**Task requirements:** Your task is to extract every entry that follows word for word while excluding the pictures.

[Data items]
───

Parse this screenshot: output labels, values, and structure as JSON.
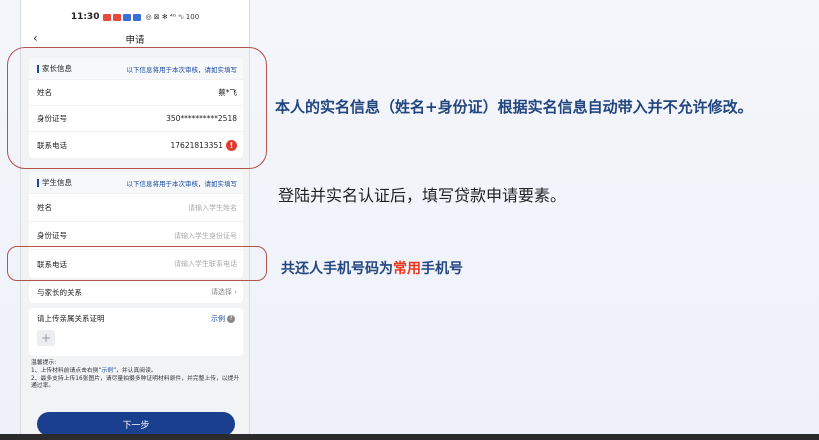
{
  "statusbar": {
    "time": "11:30",
    "right": "◎ ⊠ ✻ ⁴ᴳ ᵃᵢₗ 100"
  },
  "navbar": {
    "back_icon": "‹",
    "title": "申请"
  },
  "parent_section": {
    "title": "家长信息",
    "hint": "以下信息将用于本次审核，请如实填写",
    "rows": [
      {
        "label": "姓名",
        "value": "蔡*飞"
      },
      {
        "label": "身份证号",
        "value": "350**********2518"
      },
      {
        "label": "联系电话",
        "value": "17621813351"
      }
    ]
  },
  "student_section": {
    "title": "学生信息",
    "hint": "以下信息将用于本次审核，请如实填写",
    "rows": [
      {
        "label": "姓名",
        "placeholder": "请输入学生姓名"
      },
      {
        "label": "身份证号",
        "placeholder": "请输入学生身份证号"
      },
      {
        "label": "联系电话",
        "placeholder": "请输入学生联系电话"
      }
    ]
  },
  "relation": {
    "label": "与家长的关系",
    "select": "请选择 ›"
  },
  "upload": {
    "label": "请上传亲属关系证明",
    "example": "示例",
    "plus": "+"
  },
  "tips": {
    "title": "温馨提示:",
    "line1_a": "1、上传材料前请点击右侧“",
    "line1_hl": "示例",
    "line1_b": "”，并认真阅读。",
    "line2": "2、最多支持上传16张图片，请尽量拍摄多种证明材料原件，并完整上传，以提升通过率。"
  },
  "next_button": "下一步",
  "annotations": {
    "note1": "本人的实名信息（姓名+身份证）根据实名信息自动带入并不允许修改。",
    "note2": "登陆并实名认证后，填写贷款申请要素。",
    "note3_a": "共还人手机号码为",
    "note3_red": "常用",
    "note3_b": "手机号"
  },
  "colors": {
    "accent": "#1b3f8f",
    "highlight_border": "#b2544c",
    "red": "#e8391f"
  }
}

───

**Reply:**
Parse this screenshot: output labels, values, and structure as JSON.
{
  "statusbar": {
    "time": "11:30",
    "right": "◎ ⊠ ✻ ⁴ᴳ ᵃᵢₗ 100"
  },
  "navbar": {
    "back_icon": "‹",
    "title": "申请"
  },
  "parent_section": {
    "title": "家长信息",
    "hint": "以下信息将用于本次审核，请如实填写",
    "rows": [
      {
        "label": "姓名",
        "value": "蔡*飞"
      },
      {
        "label": "身份证号",
        "value": "350**********2518"
      },
      {
        "label": "联系电话",
        "value": "17621813351"
      }
    ]
  },
  "student_section": {
    "title": "学生信息",
    "hint": "以下信息将用于本次审核，请如实填写",
    "rows": [
      {
        "label": "姓名",
        "placeholder": "请输入学生姓名"
      },
      {
        "label": "身份证号",
        "placeholder": "请输入学生身份证号"
      },
      {
        "label": "联系电话",
        "placeholder": "请输入学生联系电话"
      }
    ]
  },
  "relation": {
    "label": "与家长的关系",
    "select": "请选择 ›"
  },
  "upload": {
    "label": "请上传亲属关系证明",
    "example": "示例",
    "plus": "+"
  },
  "tips": {
    "title": "温馨提示:",
    "line1_a": "1、上传材料前请点击右侧“",
    "line1_hl": "示例",
    "line1_b": "”，并认真阅读。",
    "line2": "2、最多支持上传16张图片，请尽量拍摄多种证明材料原件，并完整上传，以提升通过率。"
  },
  "next_button": "下一步",
  "annotations": {
    "note1": "本人的实名信息（姓名+身份证）根据实名信息自动带入并不允许修改。",
    "note2": "登陆并实名认证后，填写贷款申请要素。",
    "note3_a": "共还人手机号码为",
    "note3_red": "常用",
    "note3_b": "手机号"
  },
  "colors": {
    "accent": "#1b3f8f",
    "highlight_border": "#b2544c",
    "red": "#e8391f"
  }
}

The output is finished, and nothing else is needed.